##### Raw data #####

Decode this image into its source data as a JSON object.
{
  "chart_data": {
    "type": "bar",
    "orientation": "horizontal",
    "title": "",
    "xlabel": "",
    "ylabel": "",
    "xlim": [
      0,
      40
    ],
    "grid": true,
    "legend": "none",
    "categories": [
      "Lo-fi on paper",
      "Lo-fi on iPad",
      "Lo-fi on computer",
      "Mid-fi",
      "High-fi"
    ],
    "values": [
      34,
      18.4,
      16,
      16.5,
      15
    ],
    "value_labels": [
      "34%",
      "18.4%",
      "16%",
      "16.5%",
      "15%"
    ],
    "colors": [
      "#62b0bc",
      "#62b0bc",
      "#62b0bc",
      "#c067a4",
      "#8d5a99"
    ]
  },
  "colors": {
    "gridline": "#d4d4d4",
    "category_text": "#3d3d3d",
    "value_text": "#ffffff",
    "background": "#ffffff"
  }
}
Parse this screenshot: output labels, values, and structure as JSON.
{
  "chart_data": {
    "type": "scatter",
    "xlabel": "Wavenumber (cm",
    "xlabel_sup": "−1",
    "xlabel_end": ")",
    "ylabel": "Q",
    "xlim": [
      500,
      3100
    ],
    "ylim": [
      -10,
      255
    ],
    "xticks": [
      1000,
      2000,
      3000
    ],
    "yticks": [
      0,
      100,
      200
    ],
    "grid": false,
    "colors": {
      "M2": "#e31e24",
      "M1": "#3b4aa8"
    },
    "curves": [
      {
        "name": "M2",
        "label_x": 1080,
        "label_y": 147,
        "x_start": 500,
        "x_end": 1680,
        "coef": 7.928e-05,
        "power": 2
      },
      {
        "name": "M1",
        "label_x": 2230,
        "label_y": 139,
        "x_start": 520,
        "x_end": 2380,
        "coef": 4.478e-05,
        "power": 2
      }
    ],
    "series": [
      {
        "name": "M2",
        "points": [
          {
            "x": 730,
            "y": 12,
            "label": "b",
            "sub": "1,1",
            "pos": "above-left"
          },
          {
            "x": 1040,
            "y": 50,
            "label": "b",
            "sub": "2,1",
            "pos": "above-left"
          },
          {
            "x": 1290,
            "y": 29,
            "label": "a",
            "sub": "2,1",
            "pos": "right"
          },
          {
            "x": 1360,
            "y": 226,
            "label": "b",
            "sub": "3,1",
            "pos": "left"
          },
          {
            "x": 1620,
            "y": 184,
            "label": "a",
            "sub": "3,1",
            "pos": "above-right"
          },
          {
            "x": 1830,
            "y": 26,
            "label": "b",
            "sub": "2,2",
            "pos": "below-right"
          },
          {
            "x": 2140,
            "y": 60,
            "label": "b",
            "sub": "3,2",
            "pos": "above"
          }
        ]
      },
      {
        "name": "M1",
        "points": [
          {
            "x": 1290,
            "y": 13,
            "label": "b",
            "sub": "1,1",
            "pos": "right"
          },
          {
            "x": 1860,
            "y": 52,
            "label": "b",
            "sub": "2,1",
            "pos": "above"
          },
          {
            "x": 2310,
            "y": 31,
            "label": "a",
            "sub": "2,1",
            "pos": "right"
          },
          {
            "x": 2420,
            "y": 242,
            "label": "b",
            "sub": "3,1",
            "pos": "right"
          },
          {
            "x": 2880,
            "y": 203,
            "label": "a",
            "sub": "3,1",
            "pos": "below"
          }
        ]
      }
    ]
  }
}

#####

### Stated goal
Please reproduce all of the entries exactly as they stand.

### Task answer
Decode this image into its source data as a JSON object.
{
  "chart_data": {
    "type": "bar",
    "orientation": "horizontal",
    "title": "",
    "xlabel": "",
    "ylabel": "",
    "xlim": [
      0,
      40
    ],
    "grid": true,
    "legend": "none",
    "categories": [
      "Lo-fi on paper",
      "Lo-fi on iPad",
      "Lo-fi on computer",
      "Mid-fi",
      "High-fi"
    ],
    "values": [
      34,
      18.4,
      16,
      16.5,
      15
    ],
    "value_labels": [
      "34%",
      "18.4%",
      "16%",
      "16.5%",
      "15%"
    ],
    "colors": [
      "#62b0bc",
      "#62b0bc",
      "#62b0bc",
      "#c067a4",
      "#8d5a99"
    ]
  },
  "colors": {
    "gridline": "#d4d4d4",
    "category_text": "#3d3d3d",
    "value_text": "#ffffff",
    "background": "#ffffff"
  }
}
Parse this screenshot: output labels, values, and structure as JSON.
{
  "chart_data": {
    "type": "scatter",
    "xlabel": "Wavenumber (cm",
    "xlabel_sup": "−1",
    "xlabel_end": ")",
    "ylabel": "Q",
    "xlim": [
      500,
      3100
    ],
    "ylim": [
      -10,
      255
    ],
    "xticks": [
      1000,
      2000,
      3000
    ],
    "yticks": [
      0,
      100,
      200
    ],
    "grid": false,
    "colors": {
      "M2": "#e31e24",
      "M1": "#3b4aa8"
    },
    "curves": [
      {
        "name": "M2",
        "label_x": 1080,
        "label_y": 147,
        "x_start": 500,
        "x_end": 1680,
        "coef": 7.928e-05,
        "power": 2
      },
      {
        "name": "M1",
        "label_x": 2230,
        "label_y": 139,
        "x_start": 520,
        "x_end": 2380,
        "coef": 4.478e-05,
        "power": 2
      }
    ],
    "series": [
      {
        "name": "M2",
        "points": [
          {
            "x": 730,
            "y": 12,
            "label": "b",
            "sub": "1,1",
            "pos": "above-left"
          },
          {
            "x": 1040,
            "y": 50,
            "label": "b",
            "sub": "2,1",
            "pos": "above-left"
          },
          {
            "x": 1290,
            "y": 29,
            "label": "a",
            "sub": "2,1",
            "pos": "right"
          },
          {
            "x": 1360,
            "y": 226,
            "label": "b",
            "sub": "3,1",
            "pos": "left"
          },
          {
            "x": 1620,
            "y": 184,
            "label": "a",
            "sub": "3,1",
            "pos": "above-right"
          },
          {
            "x": 1830,
            "y": 26,
            "label": "b",
            "sub": "2,2",
            "pos": "below-right"
          },
          {
            "x": 2140,
            "y": 60,
            "label": "b",
            "sub": "3,2",
            "pos": "above"
          }
        ]
      },
      {
        "name": "M1",
        "points": [
          {
            "x": 1290,
            "y": 13,
            "label": "b",
            "sub": "1,1",
            "pos": "right"
          },
          {
            "x": 1860,
            "y": 52,
            "label": "b",
            "sub": "2,1",
            "pos": "above"
          },
          {
            "x": 2310,
            "y": 31,
            "label": "a",
            "sub": "2,1",
            "pos": "right"
          },
          {
            "x": 2420,
            "y": 242,
            "label": "b",
            "sub": "3,1",
            "pos": "right"
          },
          {
            "x": 2880,
            "y": 203,
            "label": "a",
            "sub": "3,1",
            "pos": "below"
          }
        ]
      }
    ]
  }
}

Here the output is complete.